* **What you should do**
Quote, verbatim, all material below, without pictures.

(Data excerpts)

┌──

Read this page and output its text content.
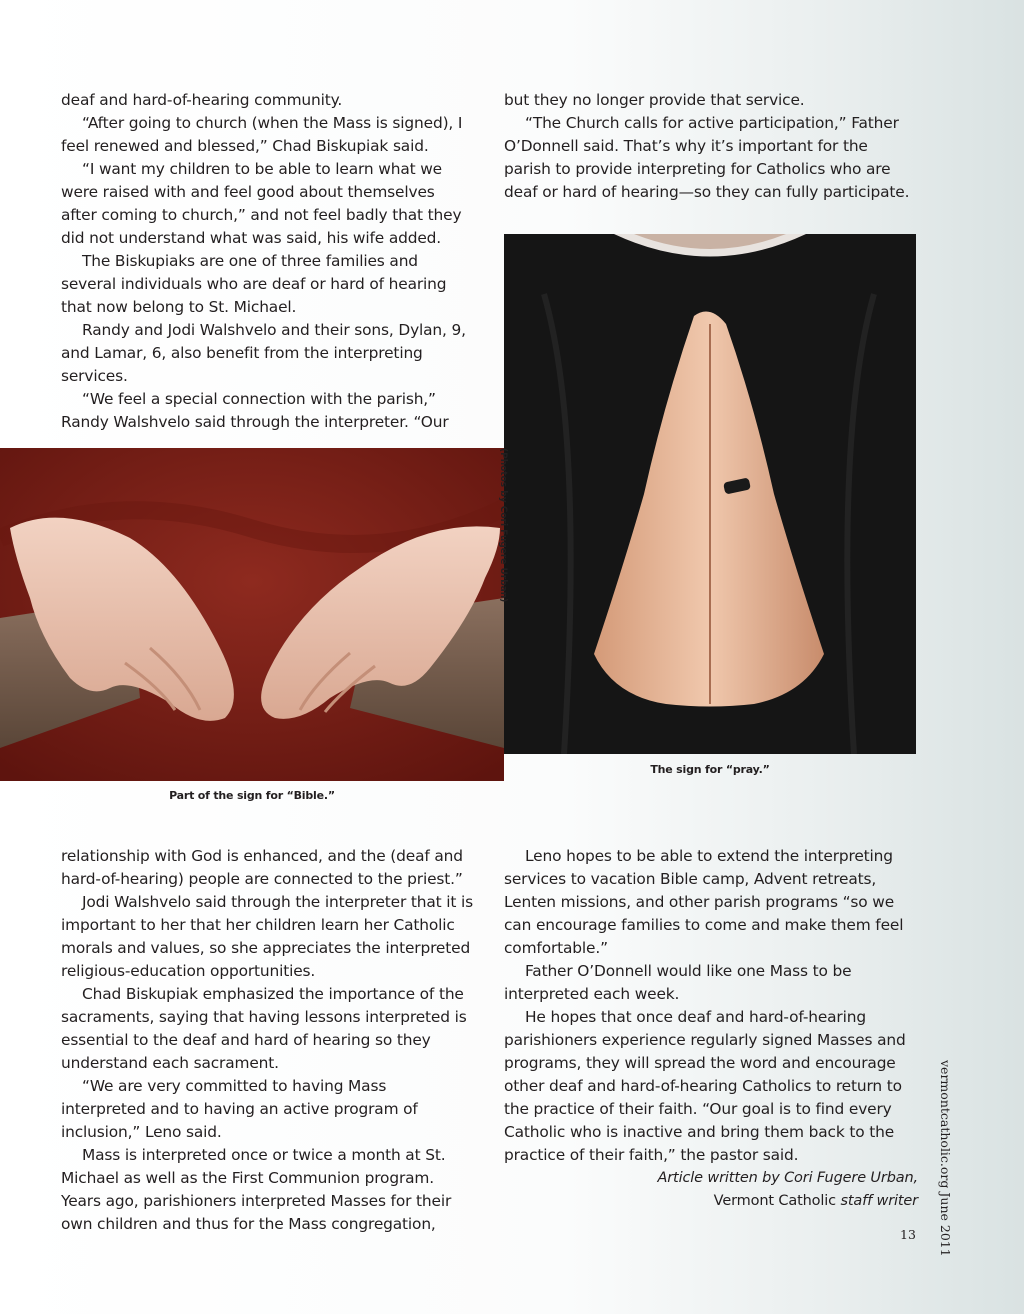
deaf and hard-of-hearing community.

“After going to church (when the Mass is signed), I feel renewed and blessed,” Chad Biskupiak said.

“I want my children to be able to learn what we were raised with and feel good about themselves after coming to church,” and not feel badly that they did not understand what was said, his wife added.

The Biskupiaks are one of three families and several individuals who are deaf or hard of hearing that now belong to St. Michael.

Randy and Jodi Walshvelo and their sons, Dylan, 9, and Lamar, 6, also benefit from the interpreting services.

“We feel a special connection with the parish,” Randy Walshvelo said through the interpreter. “Our

but they no longer provide that service.

“The Church calls for active participation,” Father O’Donnell said. That’s why it’s important for the parish to provide interpreting for Catholics who are deaf or hard of hearing—so they can fully participate.

(Photos by Cori Fugere Urban)
Part of the sign for “Bible.”
The sign for “pray.”

relationship with God is enhanced, and the (deaf and hard-of-hearing) people are connected to the priest.”

Jodi Walshvelo said through the interpreter that it is important to her that her children learn her Catholic morals and values, so she appreciates the interpreted religious-education opportunities.

Chad Biskupiak emphasized the importance of the sacraments, saying that having lessons interpreted is essential to the deaf and hard of hearing so they understand each sacrament.

“We are very committed to having Mass interpreted and to having an active program of inclusion,” Leno said.

Mass is interpreted once or twice a month at St. Michael as well as the First Communion program. Years ago, parishioners interpreted Masses for their own children and thus for the Mass congregation,

Leno hopes to be able to extend the interpreting services to vacation Bible camp, Advent retreats, Lenten missions, and other parish programs “so we can encourage families to come and make them feel comfortable.”

Father O’Donnell would like one Mass to be interpreted each week.

He hopes that once deaf and hard-of-hearing parishioners experience regularly signed Masses and programs, they will spread the word and encourage other deaf and hard-of-hearing Catholics to return to the practice of their faith. “Our goal is to find every Catholic who is inactive and bring them back to the practice of their faith,” the pastor said.

Article written by Cori Fugere Urban,
Vermont Catholic staff writer vermontcatholic.org June 2011
13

└──

* **Written response**
Read this page and output its text content.
deaf and hard-of-hearing community.

“After going to church (when the Mass is signed), I feel renewed and blessed,” Chad Biskupiak said.

“I want my children to be able to learn what we were raised with and feel good about themselves after coming to church,” and not feel badly that they did not understand what was said, his wife added.

The Biskupiaks are one of three families and several individuals who are deaf or hard of hearing that now belong to St. Michael.

Randy and Jodi Walshvelo and their sons, Dylan, 9, and Lamar, 6, also benefit from the interpreting services.

“We feel a special connection with the parish,” Randy Walshvelo said through the interpreter. “Our

but they no longer provide that service.

“The Church calls for active participation,” Father O’Donnell said. That’s why it’s important for the parish to provide interpreting for Catholics who are deaf or hard of hearing—so they can fully participate.

(Photos by Cori Fugere Urban)
Part of the sign for “Bible.”
The sign for “pray.”

relationship with God is enhanced, and the (deaf and hard-of-hearing) people are connected to the priest.”

Jodi Walshvelo said through the interpreter that it is important to her that her children learn her Catholic morals and values, so she appreciates the interpreted religious-education opportunities.

Chad Biskupiak emphasized the importance of the sacraments, saying that having lessons interpreted is essential to the deaf and hard of hearing so they understand each sacrament.

“We are very committed to having Mass interpreted and to having an active program of inclusion,” Leno said.

Mass is interpreted once or twice a month at St. Michael as well as the First Communion program. Years ago, parishioners interpreted Masses for their own children and thus for the Mass congregation,

Leno hopes to be able to extend the interpreting services to vacation Bible camp, Advent retreats, Lenten missions, and other parish programs “so we can encourage families to come and make them feel comfortable.”

Father O’Donnell would like one Mass to be interpreted each week.

He hopes that once deaf and hard-of-hearing parishioners experience regularly signed Masses and programs, they will spread the word and encourage other deaf and hard-of-hearing Catholics to return to the practice of their faith. “Our goal is to find every Catholic who is inactive and bring them back to the practice of their faith,” the pastor said.

Article written by Cori Fugere Urban,
Vermont Catholic staff writer vermontcatholic.org June 2011
13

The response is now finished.